### DATA LISTING ###

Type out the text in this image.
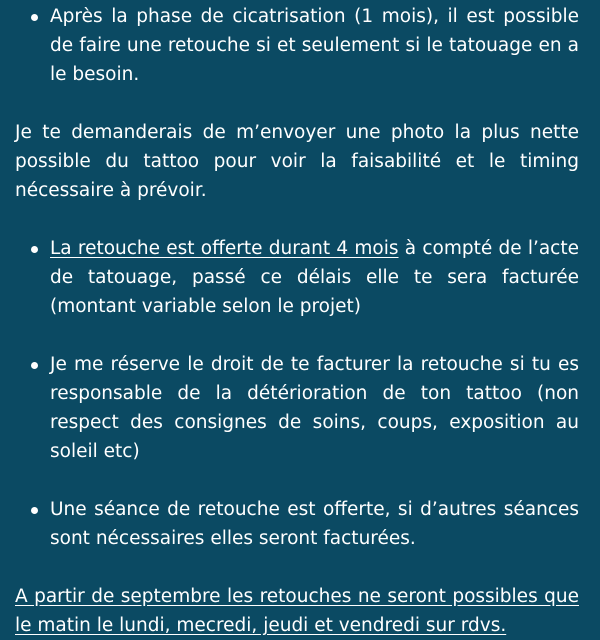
Après la phase de cicatrisation (1 mois), il est possible de faire une retouche si et seulement si le tatouage en a le besoin.

Je te demanderais de m’envoyer une photo la plus nette possible du tattoo pour voir la faisabilité et le timing nécessaire à prévoir.

La retouche est offerte durant 4 mois à compté de l’acte de tatouage, passé ce délais elle te sera facturée (montant variable selon le projet)

Je me réserve le droit de te facturer la retouche si tu es responsable de la détérioration de ton tattoo (non respect des consignes de soins, coups, exposition au soleil etc)

Une séance de retouche est offerte, si d’autres séances sont nécessaires elles seront facturées.

A partir de septembre les retouches ne seront possibles que le matin le lundi, mecredi, jeudi et vendredi sur rdvs.
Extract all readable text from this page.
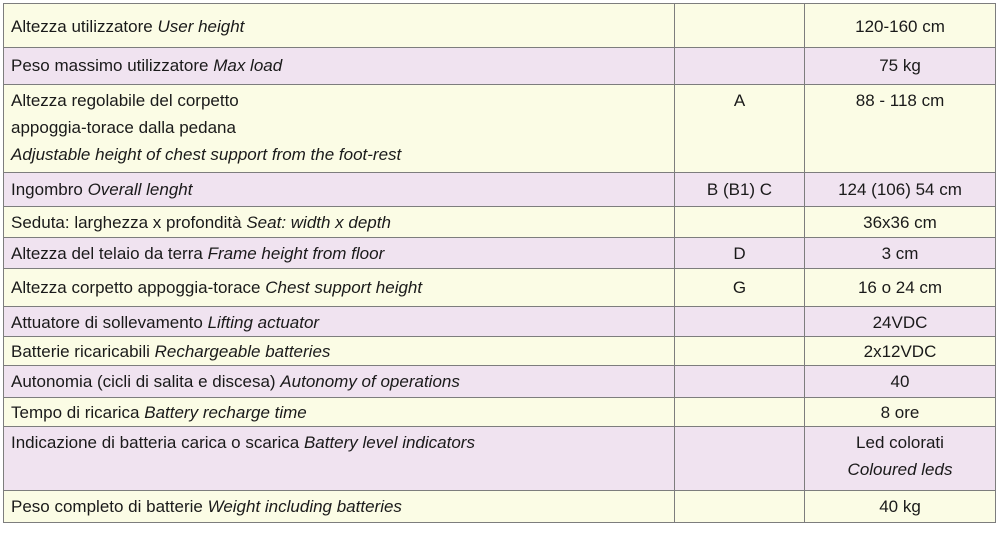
Altezza utilizzatore User height		120-160 cm
Peso massimo utilizzatore Max load		75 kg

Altezza regolabile del corpetto
appoggia-torace dalla pedana
Adjustable height of chest support from the foot-rest	A	88 - 118 cm
Ingombro Overall lenght	B (B1) C	124 (106) 54 cm
Seduta: larghezza x profondità Seat: width x depth		36x36 cm
Altezza del telaio da terra Frame height from floor	D	3 cm
Altezza corpetto appoggia-torace Chest support height	G	16 o 24 cm
Attuatore di sollevamento Lifting actuator		24VDC
Batterie ricaricabili Rechargeable batteries		2x12VDC
Autonomia (cicli di salita e discesa) Autonomy of operations		40
Tempo di ricarica Battery recharge time		8 ore
Indicazione di batteria carica o scarica Battery level indicators		Led colorati
Coloured leds

Peso completo di batterie Weight including batteries		40 kg
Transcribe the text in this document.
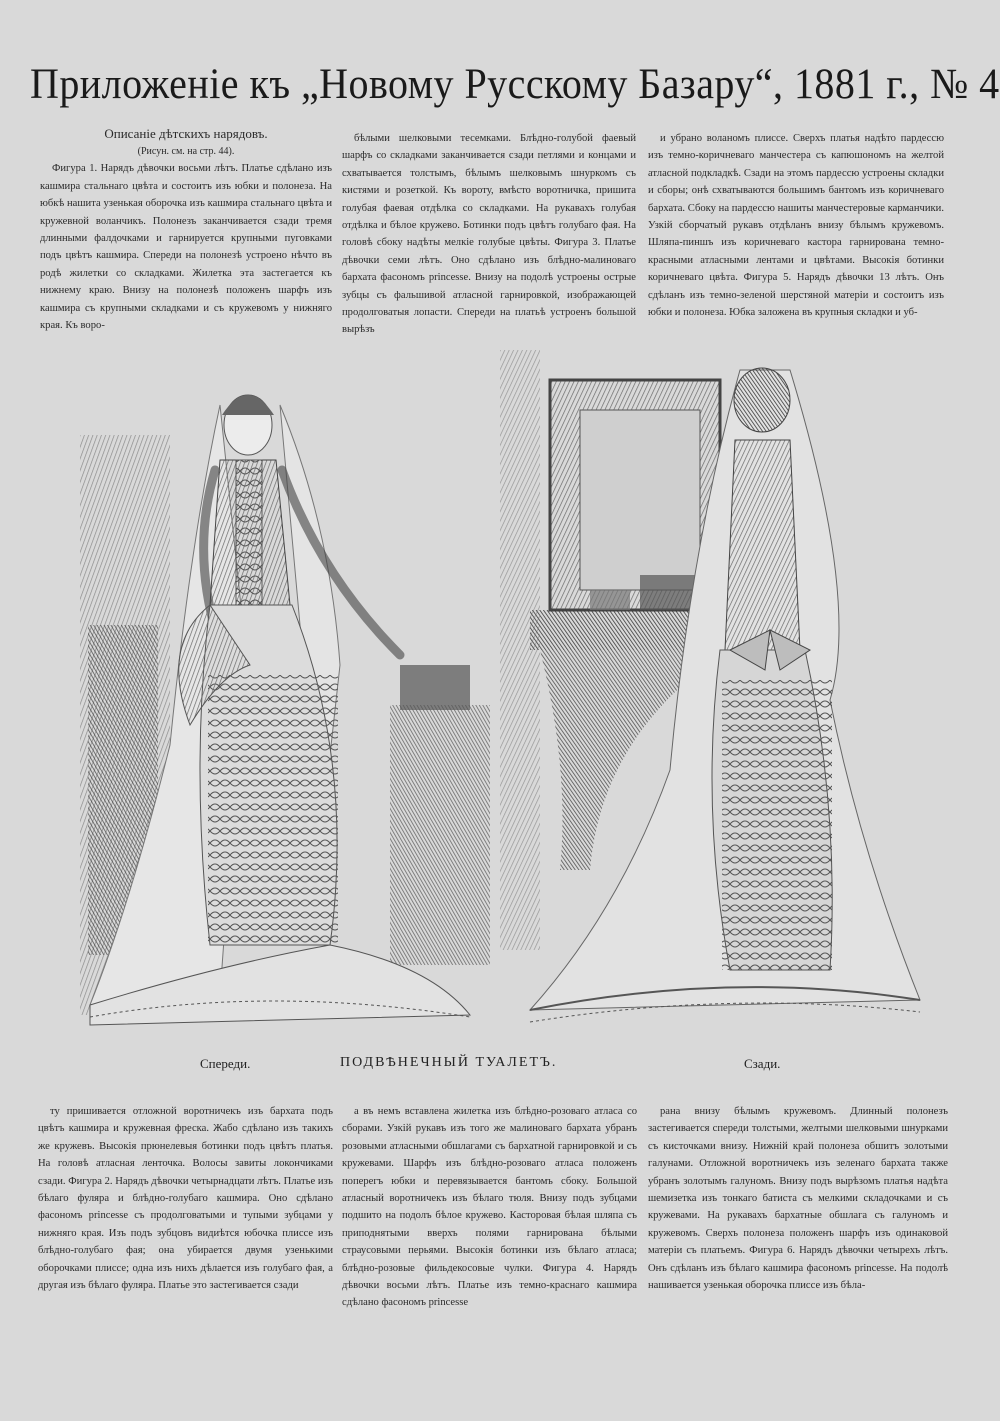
Приложеніе къ „Новому Русскому Базару“, 1881 г., № 4

Описаніе дѣтскихъ нарядовъ.

(Рисун. см. на стр. 44).

Фигура 1. Нарядъ дѣвочки восьми лѣтъ. Платье сдѣлано изъ кашмира стальнаго цвѣта и состоитъ изъ юбки и полонеза. На юбкѣ нашита узенькая оборочка изъ кашмира стальнаго цвѣта и кружевной воланчикъ. Полонезъ заканчивается сзади тремя длинными фалдочками и гарнируется крупными пуговками подъ цвѣтъ кашмира. Спереди на полонезѣ устроено нѣчто въ родѣ жилетки со складками. Жилетка эта застегается къ нижнему краю. Внизу на полонезѣ положенъ шарфъ изъ кашмира съ крупными складками и съ кружевомъ у нижняго края. Къ воро-

бѣлыми шелковыми тесемками. Блѣдно-голубой фаевый шарфъ со складками заканчивается сзади петлями и концами и схватывается толстымъ, бѣлымъ шелковымъ шнуркомъ съ кистями и розеткой. Къ вороту, вмѣсто воротничка, пришита голубая фаевая отдѣлка со складками. На рукавахъ голубая отдѣлка и бѣлое кружево. Ботинки подъ цвѣтъ голубаго фая. На головѣ сбоку надѣты мелкіе голубые цвѣты. Фигура 3. Платье дѣвочки семи лѣтъ. Оно сдѣлано изъ блѣдно-малиноваго бархата фасономъ princesse. Внизу на подолѣ устроены острые зубцы съ фальшивой атласной гарнировкой, изображающей продолговатыя лопасти. Спереди на платьѣ устроенъ большой вырѣзъ

и убрано воланомъ плиссе. Сверхъ платья надѣто пардессю изъ темно-коричневаго манчестера съ капюшономъ на желтой атласной подкладкѣ. Сзади на этомъ пардессю устроены складки и сборы; онѣ схватываются большимъ бантомъ изъ коричневаго бархата. Сбоку на пардессю нашиты манчестеровые карманчики. Узкій сборчатый рукавъ отдѣланъ внизу бѣлымъ кружевомъ. Шляпа-пиншъ изъ коричневаго кастора гарнирована темно-красными атласными лентами и цвѣтами. Высокія ботинки коричневаго цвѣта. Фигура 5. Нарядъ дѣвочки 13 лѣтъ. Онъ сдѣланъ изъ темно-зеленой шерстяной матеріи и состоитъ изъ юбки и полонеза. Юбка заложена въ крупныя складки и уб-

Спереди.	ПОДВѢНЕЧНЫЙ ТУАЛЕТЪ.	Сзади.

ту пришивается отложной воротничекъ изъ бархата подъ цвѣтъ кашмира и кружевная фреска. Жабо сдѣлано изъ такихъ же кружевъ. Высокія прюнелевыя ботинки подъ цвѣтъ платья. На головѣ атласная ленточка. Волосы завиты локончиками сзади. Фигура 2. Нарядъ дѣвочки четырнадцати лѣтъ. Платье изъ бѣлаго фуляра и блѣдно-голубаго кашмира. Оно сдѣлано фасономъ princesse съ продолговатыми и тупыми зубцами у нижняго края. Изъ подъ зубцовъ видиѣтся юбочка плиссе изъ блѣдно-голубаго фая; она убирается двумя узенькими оборочками плиссе; одна изъ нихъ дѣлается изъ голубаго фая, а другая изъ бѣлаго фуляра. Платье это застегивается сзади

а въ немъ вставлена жилетка изъ блѣдно-розоваго атласа со сборами. Узкій рукавъ изъ того же малиноваго бархата убранъ розовыми атласными обшлагами съ бархатной гарнировкой и съ кружевами. Шарфъ изъ блѣдно-розоваго атласа положенъ поперегъ юбки и перевязывается бантомъ сбоку. Большой атласный воротничекъ изъ бѣлаго тюля. Внизу подъ зубцами подшито на подолъ бѣлое кружево. Касторовая бѣлая шляпа съ приподнятыми вверхъ полями гарнирована бѣлыми страусовыми перьями. Высокія ботинки изъ бѣлаго атласа; блѣдно-розовые фильдекосовые чулки. Фигура 4. Нарядъ дѣвочки восьми лѣтъ. Платье изъ темно-краснаго кашмира сдѣлано фасономъ princesse

рана внизу бѣлымъ кружевомъ. Длинный полонезъ застегивается спереди толстыми, желтыми шелковыми шнурками съ кисточками внизу. Нижній край полонеза обшитъ золотыми галунами. Отложной воротничекъ изъ зеленаго бархата также убранъ золотымъ галуномъ. Внизу подъ вырѣзомъ платья надѣта шемизетка изъ тонкаго батиста съ мелкими складочками и съ кружевами. На рукавахъ бархатные обшлага съ галуномъ и кружевомъ. Сверхъ полонеза положенъ шарфъ изъ одинаковой матеріи съ платьемъ. Фигура 6. Нарядъ дѣвочки четырехъ лѣтъ. Онъ сдѣланъ изъ бѣлаго кашмира фасономъ princesse. На подолѣ нашивается узенькая оборочка плиссе изъ бѣла-
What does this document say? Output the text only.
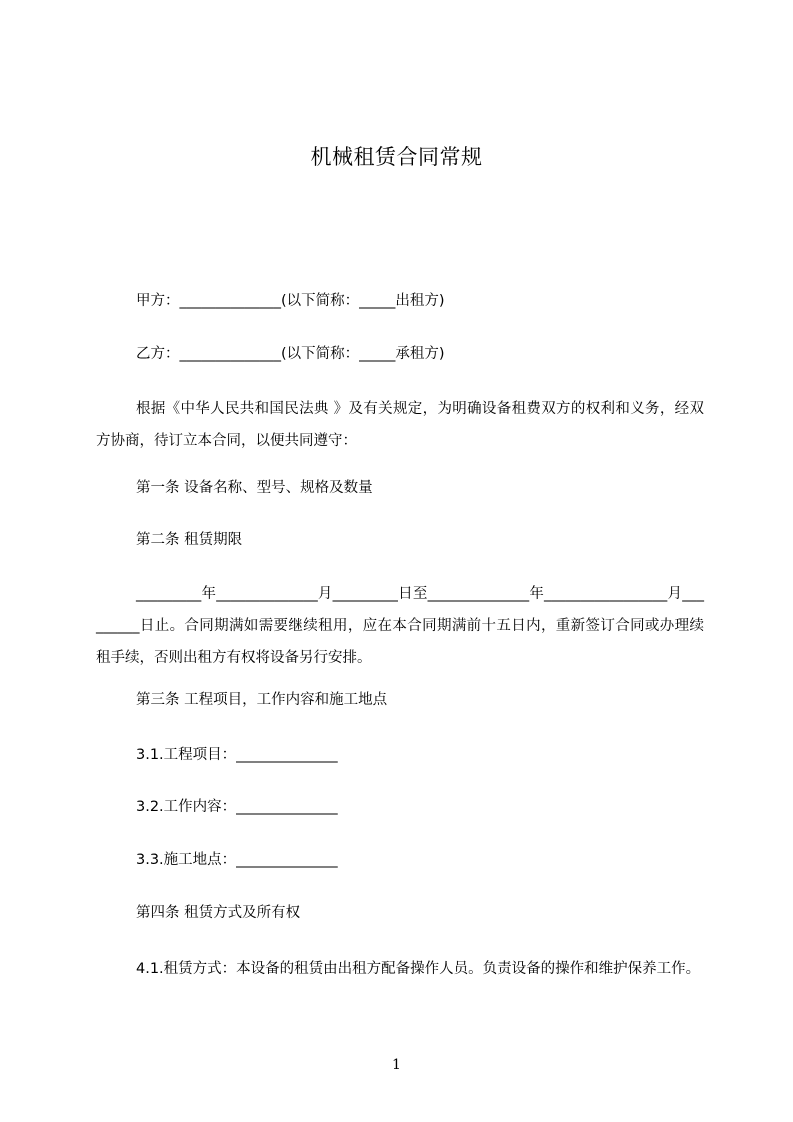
机械租赁合同常规
甲方：______________(以下简称：_____出租方)
乙方：______________(以下简称：_____承租方)
根据《中华人民共和国民法典 》及有关规定，为明确设备租费双方的权利和义务，经双方协商，待订立本合同，以便共同遵守：
第一条 设备名称、型号、规格及数量
第二条 租赁期限
_________年______________月_________日至______________年_________________月_________日止。合同期满如需要继续租用，应在本合同期满前十五日内，重新签订合同或办理续租手续，否则出租方有权将设备另行安排。
第三条 工程项目，工作内容和施工地点
3.1.工程项目：______________
3.2.工作内容：______________
3.3.施工地点：______________
第四条 租赁方式及所有权
4.1.租赁方式：本设备的租赁由出租方配备操作人员。负责设备的操作和维护保养工作。
1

###

◆ **DIRECTIONS FOR THIS TASK**
Take the records above and transcribe them exactly, dropping every picture.

◆ **SOLUTION TO THIS PROBLEM**
Type out the text in this image.
Après la phase de cicatrisation (1 mois), il est possible de faire une retouche si et seulement si le tatouage en a le besoin.

Je te demanderais de m’envoyer une photo la plus nette possible du tattoo pour voir la faisabilité et le timing nécessaire à prévoir.

La retouche est offerte durant 4 mois à compté de l’acte de tatouage, passé ce délais elle te sera facturée (montant variable selon le projet)

Je me réserve le droit de te facturer la retouche si tu es responsable de la détérioration de ton tattoo (non respect des consignes de soins, coups, exposition au soleil etc)

Une séance de retouche est offerte, si d’autres séances sont nécessaires elles seront facturées.

A partir de septembre les retouches ne seront possibles que le matin le lundi, mecredi, jeudi et vendredi sur rdvs.
Extract all readable text from this page.
Altezza utilizzatore User height		120-160 cm
Peso massimo utilizzatore Max load		75 kg

Altezza regolabile del corpetto
appoggia-torace dalla pedana
Adjustable height of chest support from the foot-rest	A	88 - 118 cm
Ingombro Overall lenght	B (B1) C	124 (106) 54 cm
Seduta: larghezza x profondità Seat: width x depth		36x36 cm
Altezza del telaio da terra Frame height from floor	D	3 cm
Altezza corpetto appoggia-torace Chest support height	G	16 o 24 cm
Attuatore di sollevamento Lifting actuator		24VDC
Batterie ricaricabili Rechargeable batteries		2x12VDC
Autonomia (cicli di salita e discesa) Autonomy of operations		40
Tempo di ricarica Battery recharge time		8 ore
Indicazione di batteria carica o scarica Battery level indicators		Led colorati
Coloured leds

Peso completo di batterie Weight including batteries		40 kg
Transcribe the text in this document.
Приложеніе къ „Новому Русскому Базару“, 1881 г., № 4

Описаніе дѣтскихъ нарядовъ.

(Рисун. см. на стр. 44).

Фигура 1. Нарядъ дѣвочки восьми лѣтъ. Платье сдѣлано изъ кашмира стальнаго цвѣта и состоитъ изъ юбки и полонеза. На юбкѣ нашита узенькая оборочка изъ кашмира стальнаго цвѣта и кружевной воланчикъ. Полонезъ заканчивается сзади тремя длинными фалдочками и гарнируется крупными пуговками подъ цвѣтъ кашмира. Спереди на полонезѣ устроено нѣчто въ родѣ жилетки со складками. Жилетка эта застегается къ нижнему краю. Внизу на полонезѣ положенъ шарфъ изъ кашмира съ крупными складками и съ кружевомъ у нижняго края. Къ воро-

бѣлыми шелковыми тесемками. Блѣдно-голубой фаевый шарфъ со складками заканчивается сзади петлями и концами и схватывается толстымъ, бѣлымъ шелковымъ шнуркомъ съ кистями и розеткой. Къ вороту, вмѣсто воротничка, пришита голубая фаевая отдѣлка со складками. На рукавахъ голубая отдѣлка и бѣлое кружево. Ботинки подъ цвѣтъ голубаго фая. На головѣ сбоку надѣты мелкіе голубые цвѣты. Фигура 3. Платье дѣвочки семи лѣтъ. Оно сдѣлано изъ блѣдно-малиноваго бархата фасономъ princesse. Внизу на подолѣ устроены острые зубцы съ фальшивой атласной гарнировкой, изображающей продолговатыя лопасти. Спереди на платьѣ устроенъ большой вырѣзъ

и убрано воланомъ плиссе. Сверхъ платья надѣто пардессю изъ темно-коричневаго манчестера съ капюшономъ на желтой атласной подкладкѣ. Сзади на этомъ пардессю устроены складки и сборы; онѣ схватываются большимъ бантомъ изъ коричневаго бархата. Сбоку на пардессю нашиты манчестеровые карманчики. Узкій сборчатый рукавъ отдѣланъ внизу бѣлымъ кружевомъ. Шляпа-пиншъ изъ коричневаго кастора гарнирована темно-красными атласными лентами и цвѣтами. Высокія ботинки коричневаго цвѣта. Фигура 5. Нарядъ дѣвочки 13 лѣтъ. Онъ сдѣланъ изъ темно-зеленой шерстяной матеріи и состоитъ изъ юбки и полонеза. Юбка заложена въ крупныя складки и уб-

Спереди.	ПОДВѢНЕЧНЫЙ ТУАЛЕТЪ.	Сзади.

ту пришивается отложной воротничекъ изъ бархата подъ цвѣтъ кашмира и кружевная фреска. Жабо сдѣлано изъ такихъ же кружевъ. Высокія прюнелевыя ботинки подъ цвѣтъ платья. На головѣ атласная ленточка. Волосы завиты локончиками сзади. Фигура 2. Нарядъ дѣвочки четырнадцати лѣтъ. Платье изъ бѣлаго фуляра и блѣдно-голубаго кашмира. Оно сдѣлано фасономъ princesse съ продолговатыми и тупыми зубцами у нижняго края. Изъ подъ зубцовъ видиѣтся юбочка плиссе изъ блѣдно-голубаго фая; она убирается двумя узенькими оборочками плиссе; одна изъ нихъ дѣлается изъ голубаго фая, а другая изъ бѣлаго фуляра. Платье это застегивается сзади

а въ немъ вставлена жилетка изъ блѣдно-розоваго атласа со сборами. Узкій рукавъ изъ того же малиноваго бархата убранъ розовыми атласными обшлагами съ бархатной гарнировкой и съ кружевами. Шарфъ изъ блѣдно-розоваго атласа положенъ поперегъ юбки и перевязывается бантомъ сбоку. Большой атласный воротничекъ изъ бѣлаго тюля. Внизу подъ зубцами подшито на подолъ бѣлое кружево. Касторовая бѣлая шляпа съ приподнятыми вверхъ полями гарнирована бѣлыми страусовыми перьями. Высокія ботинки изъ бѣлаго атласа; блѣдно-розовые фильдекосовые чулки. Фигура 4. Нарядъ дѣвочки восьми лѣтъ. Платье изъ темно-краснаго кашмира сдѣлано фасономъ princesse

рана внизу бѣлымъ кружевомъ. Длинный полонезъ застегивается спереди толстыми, желтыми шелковыми шнурками съ кисточками внизу. Нижній край полонеза обшитъ золотыми галунами. Отложной воротничекъ изъ зеленаго бархата также убранъ золотымъ галуномъ. Внизу подъ вырѣзомъ платья надѣта шемизетка изъ тонкаго батиста съ мелкими складочками и съ кружевами. На рукавахъ бархатные обшлага съ галуномъ и кружевомъ. Сверхъ полонеза положенъ шарфъ изъ одинаковой матеріи съ платьемъ. Фигура 6. Нарядъ дѣвочки четырехъ лѣтъ. Онъ сдѣланъ изъ бѣлаго кашмира фасономъ princesse. На подолѣ нашивается узенькая оборочка плиссе изъ бѣла-
What does this document say? Output the text only.
机械租赁合同常规
甲方：______________(以下简称：_____出租方)
乙方：______________(以下简称：_____承租方)
根据《中华人民共和国民法典 》及有关规定，为明确设备租费双方的权利和义务，经双方协商，待订立本合同，以便共同遵守：
第一条 设备名称、型号、规格及数量
第二条 租赁期限
_________年______________月_________日至______________年_________________月_________日止。合同期满如需要继续租用，应在本合同期满前十五日内，重新签订合同或办理续租手续，否则出租方有权将设备另行安排。
第三条 工程项目，工作内容和施工地点
3.1.工程项目：______________
3.2.工作内容：______________
3.3.施工地点：______________
第四条 租赁方式及所有权
4.1.租赁方式：本设备的租赁由出租方配备操作人员。负责设备的操作和维护保养工作。
1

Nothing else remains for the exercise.